(Extracted text Opens)

Are gift cards and cash one way to help ease the drug overdose crisis?
The number of overdose deaths in the United States has doubled since 2015, exceeding 106,000 deaths in 2023. Although the overdose crisis is commonly referred to as the “opioid” overdose crisis, by 2021 approximately 50 percent of overdose-death toxicology reports showed evidence of recent use of cocaine or methamphetamine. This emergence of stimulants is often referred to as the “fourth wave” of the overdose crisis.
Although research has been underway for more than three decades to develop medications for people addicted to cocaine and methamphetamine, to date, none have been approved by the U.S. Food and Drug Administration. However, one group of Penn Medicine researchers advocates building on the success of a national program in the VA and efforts in California to increase access to a treatment called contingency management.
Contingency management (CM) is a form of behavioral economics developed in the 1990s that focuses on incentivizing behavior for patients, such as receiving a prize or a cash reward, when they prove through biological testing that they have not used stimulants.
The concept is as simple as it appears to be powerful: Pay for a desired outcome. Penn Medicine researchers regularly pursue incentives for everything from smoking cessation to improving patient services in a health care setting.
Gabriela Khazanov, a research associate with the Penn Center for Mental Health and associate fellow with the Leonard Davis Institute for Health Economics, and James McKay, a professor of psychology in psychiatry, recently published a viewpoint in the journal Addiction making the case that researchers and clinicians should consider updating CM protocols and dissemination practices.
“These are recommendations that should be considered alongside guardrails to ensure that CM is being delivered with fidelity to its basic principles,” Khazanov says. “This is an attempt to adapt CM to our current situation, as stimulant use is rising at a rate faster than current CM protocols can keep up.”
Specifically, they recommend adaptations that include equal parts bureaucracy and technology: requiring Medicaid and private insurers to bill for CM services, using federal or state funds to pay for incentives, encouraging longer durations of CM (California uses a 24-week protocol instead of a more typical 12-week protocol), reconsidering guidelines for when patients can repeat CM or reengage following periods of drug use, and modifying protocols to prioritize engaging and retaining patients in treatment.
While CM has been in place for some time, the practice has come with some questions.
“There have been concerns that CM is ‘paying patients for something they should be doing anyway’ but the fact is that incentivizing abstinence is effective and acceptable to patients and providers,” McKay says. The next step, according to McKay, should be to further refine CM protocols and improve access to the treatment so that it has the potential to reduce population-level stimulant use.

(Extracted text Closes)

_What to work on:_
1) Using the article on contingency management, state whether each statement below agrees with it, answering yes or no and quoting the deciding words. (a) Overdose deaths in the United States exceeded 106,000 in 2023. (b) The U.S. Food and Drug Administration has approved one medication for methamphetamine addiction. (c) California uses a 12-week contingency management protocol.
2) According to the article on contingency management, in which journal did Gabriela Khazanov and James McKay publish their viewpoint?
3) Reproduce the passage of the article on contingency management between "Are gift cards" and "the overdose crisis.", inclusive.

(Information shown Opens)

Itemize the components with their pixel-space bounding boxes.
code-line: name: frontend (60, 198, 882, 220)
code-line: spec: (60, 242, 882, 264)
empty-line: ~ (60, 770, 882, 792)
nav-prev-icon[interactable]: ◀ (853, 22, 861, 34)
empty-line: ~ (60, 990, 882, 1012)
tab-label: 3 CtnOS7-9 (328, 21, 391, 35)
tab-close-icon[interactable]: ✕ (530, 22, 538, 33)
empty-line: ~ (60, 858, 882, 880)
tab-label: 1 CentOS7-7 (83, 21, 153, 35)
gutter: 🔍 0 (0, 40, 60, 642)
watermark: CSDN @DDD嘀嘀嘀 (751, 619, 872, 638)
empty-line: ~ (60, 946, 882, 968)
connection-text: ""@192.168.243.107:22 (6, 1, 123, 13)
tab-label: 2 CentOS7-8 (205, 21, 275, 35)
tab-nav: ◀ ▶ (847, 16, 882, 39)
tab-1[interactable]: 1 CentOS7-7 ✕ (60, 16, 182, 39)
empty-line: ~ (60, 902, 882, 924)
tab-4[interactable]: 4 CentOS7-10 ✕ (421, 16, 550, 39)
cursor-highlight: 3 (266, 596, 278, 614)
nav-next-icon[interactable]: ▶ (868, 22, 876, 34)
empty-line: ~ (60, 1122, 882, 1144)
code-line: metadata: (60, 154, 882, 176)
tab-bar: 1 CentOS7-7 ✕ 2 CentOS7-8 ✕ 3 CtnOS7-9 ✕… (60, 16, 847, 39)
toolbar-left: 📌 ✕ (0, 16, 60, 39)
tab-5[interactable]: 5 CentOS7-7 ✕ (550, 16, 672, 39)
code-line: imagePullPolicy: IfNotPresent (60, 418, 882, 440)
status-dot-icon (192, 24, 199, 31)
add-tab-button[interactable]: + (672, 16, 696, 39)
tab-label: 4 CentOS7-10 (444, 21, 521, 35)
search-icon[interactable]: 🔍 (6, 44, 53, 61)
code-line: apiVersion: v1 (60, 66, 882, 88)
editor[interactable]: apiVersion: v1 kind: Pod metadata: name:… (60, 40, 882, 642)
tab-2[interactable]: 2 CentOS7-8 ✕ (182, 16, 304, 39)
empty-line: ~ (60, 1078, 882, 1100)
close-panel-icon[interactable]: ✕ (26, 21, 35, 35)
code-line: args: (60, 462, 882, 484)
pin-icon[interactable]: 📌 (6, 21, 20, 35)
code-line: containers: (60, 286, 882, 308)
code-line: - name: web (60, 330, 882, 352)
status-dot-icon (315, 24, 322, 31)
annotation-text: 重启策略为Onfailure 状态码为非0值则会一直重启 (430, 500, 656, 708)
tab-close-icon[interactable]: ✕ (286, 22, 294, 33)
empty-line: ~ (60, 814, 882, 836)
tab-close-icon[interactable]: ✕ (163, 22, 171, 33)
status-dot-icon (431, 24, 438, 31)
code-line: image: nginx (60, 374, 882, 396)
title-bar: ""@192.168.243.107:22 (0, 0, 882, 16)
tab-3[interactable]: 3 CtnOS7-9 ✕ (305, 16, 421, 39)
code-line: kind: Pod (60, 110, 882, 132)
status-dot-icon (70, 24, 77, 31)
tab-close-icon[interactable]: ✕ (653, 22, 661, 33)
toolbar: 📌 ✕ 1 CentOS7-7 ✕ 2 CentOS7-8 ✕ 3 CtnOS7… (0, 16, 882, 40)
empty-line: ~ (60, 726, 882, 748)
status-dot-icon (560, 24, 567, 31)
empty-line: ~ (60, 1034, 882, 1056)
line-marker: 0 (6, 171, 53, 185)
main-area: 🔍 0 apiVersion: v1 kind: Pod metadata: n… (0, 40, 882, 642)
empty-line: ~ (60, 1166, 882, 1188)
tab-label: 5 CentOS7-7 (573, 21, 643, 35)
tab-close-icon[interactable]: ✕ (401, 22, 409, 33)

(Information shown Closes)

_Responses per task:_
1)
(a) Yes: "exceeding 106,000 deaths in 2023"
(b) No: "to date, none have been approved by the U.S. Food and Drug Administration"
(c) No: "California uses a 24-week protocol instead of a more typical 12-week protocol"

2) Addiction

3)
Are gift cards and cash one way to help ease the drug overdose crisis?
The number of overdose deaths in the United States has doubled since 2015, exceeding 106,000 deaths in 2023. Although the overdose crisis is commonly referred to as the “opioid” overdose crisis, by 2021 approximately 50 percent of overdose-death toxicology reports showed evidence of recent use of cocaine or methamphetamine. This emergence of stimulants is often referred to as the “fourth wave” of the overdose crisis.